## The request
Please retype the data in full and exactly; the pictures are not part of the copy.

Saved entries
>>>>

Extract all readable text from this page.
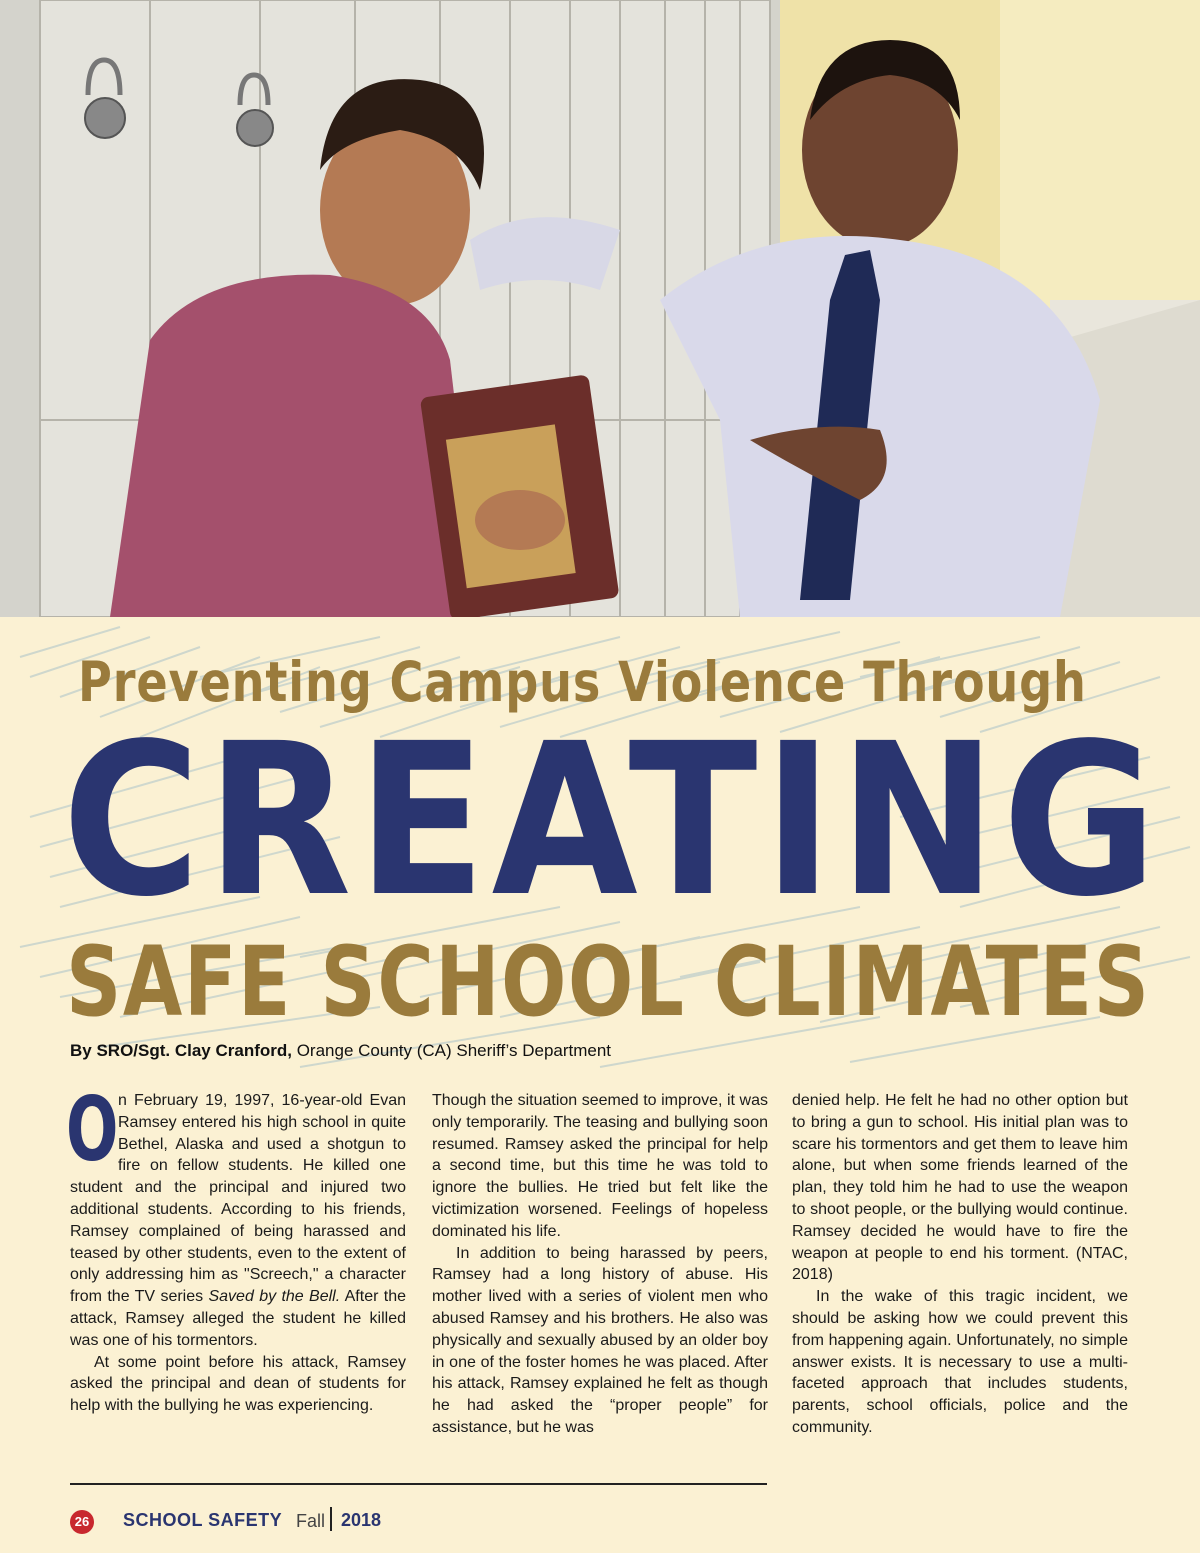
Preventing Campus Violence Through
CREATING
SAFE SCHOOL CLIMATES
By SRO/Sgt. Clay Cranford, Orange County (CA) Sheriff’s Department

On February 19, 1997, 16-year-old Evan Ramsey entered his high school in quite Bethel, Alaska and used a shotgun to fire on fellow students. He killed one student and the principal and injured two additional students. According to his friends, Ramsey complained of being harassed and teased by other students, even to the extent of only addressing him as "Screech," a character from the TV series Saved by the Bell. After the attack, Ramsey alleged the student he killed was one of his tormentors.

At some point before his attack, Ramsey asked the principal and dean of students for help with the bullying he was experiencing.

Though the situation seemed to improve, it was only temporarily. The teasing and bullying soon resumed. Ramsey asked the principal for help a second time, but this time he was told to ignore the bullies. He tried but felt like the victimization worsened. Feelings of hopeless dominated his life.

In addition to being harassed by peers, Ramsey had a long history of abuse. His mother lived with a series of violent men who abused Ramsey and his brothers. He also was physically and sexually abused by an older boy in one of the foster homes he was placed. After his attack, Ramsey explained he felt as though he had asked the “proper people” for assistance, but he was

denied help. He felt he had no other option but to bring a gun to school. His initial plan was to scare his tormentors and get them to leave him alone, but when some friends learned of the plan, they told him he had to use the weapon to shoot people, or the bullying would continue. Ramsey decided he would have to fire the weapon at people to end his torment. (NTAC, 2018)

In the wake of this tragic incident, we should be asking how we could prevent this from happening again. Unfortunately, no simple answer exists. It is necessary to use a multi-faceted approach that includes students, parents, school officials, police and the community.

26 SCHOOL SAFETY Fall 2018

<<<<

## Task solution
Extract all readable text from this page.
Preventing Campus Violence Through
CREATING
SAFE SCHOOL CLIMATES
By SRO/Sgt. Clay Cranford, Orange County (CA) Sheriff’s Department

On February 19, 1997, 16-year-old Evan Ramsey entered his high school in quite Bethel, Alaska and used a shotgun to fire on fellow students. He killed one student and the principal and injured two additional students. According to his friends, Ramsey complained of being harassed and teased by other students, even to the extent of only addressing him as "Screech," a character from the TV series Saved by the Bell. After the attack, Ramsey alleged the student he killed was one of his tormentors.

At some point before his attack, Ramsey asked the principal and dean of students for help with the bullying he was experiencing.

Though the situation seemed to improve, it was only temporarily. The teasing and bullying soon resumed. Ramsey asked the principal for help a second time, but this time he was told to ignore the bullies. He tried but felt like the victimization worsened. Feelings of hopeless dominated his life.

In addition to being harassed by peers, Ramsey had a long history of abuse. His mother lived with a series of violent men who abused Ramsey and his brothers. He also was physically and sexually abused by an older boy in one of the foster homes he was placed. After his attack, Ramsey explained he felt as though he had asked the “proper people” for assistance, but he was

denied help. He felt he had no other option but to bring a gun to school. His initial plan was to scare his tormentors and get them to leave him alone, but when some friends learned of the plan, they told him he had to use the weapon to shoot people, or the bullying would continue. Ramsey decided he would have to fire the weapon at people to end his torment. (NTAC, 2018)

In the wake of this tragic incident, we should be asking how we could prevent this from happening again. Unfortunately, no simple answer exists. It is necessary to use a multi-faceted approach that includes students, parents, school officials, police and the community.

26 SCHOOL SAFETY Fall 2018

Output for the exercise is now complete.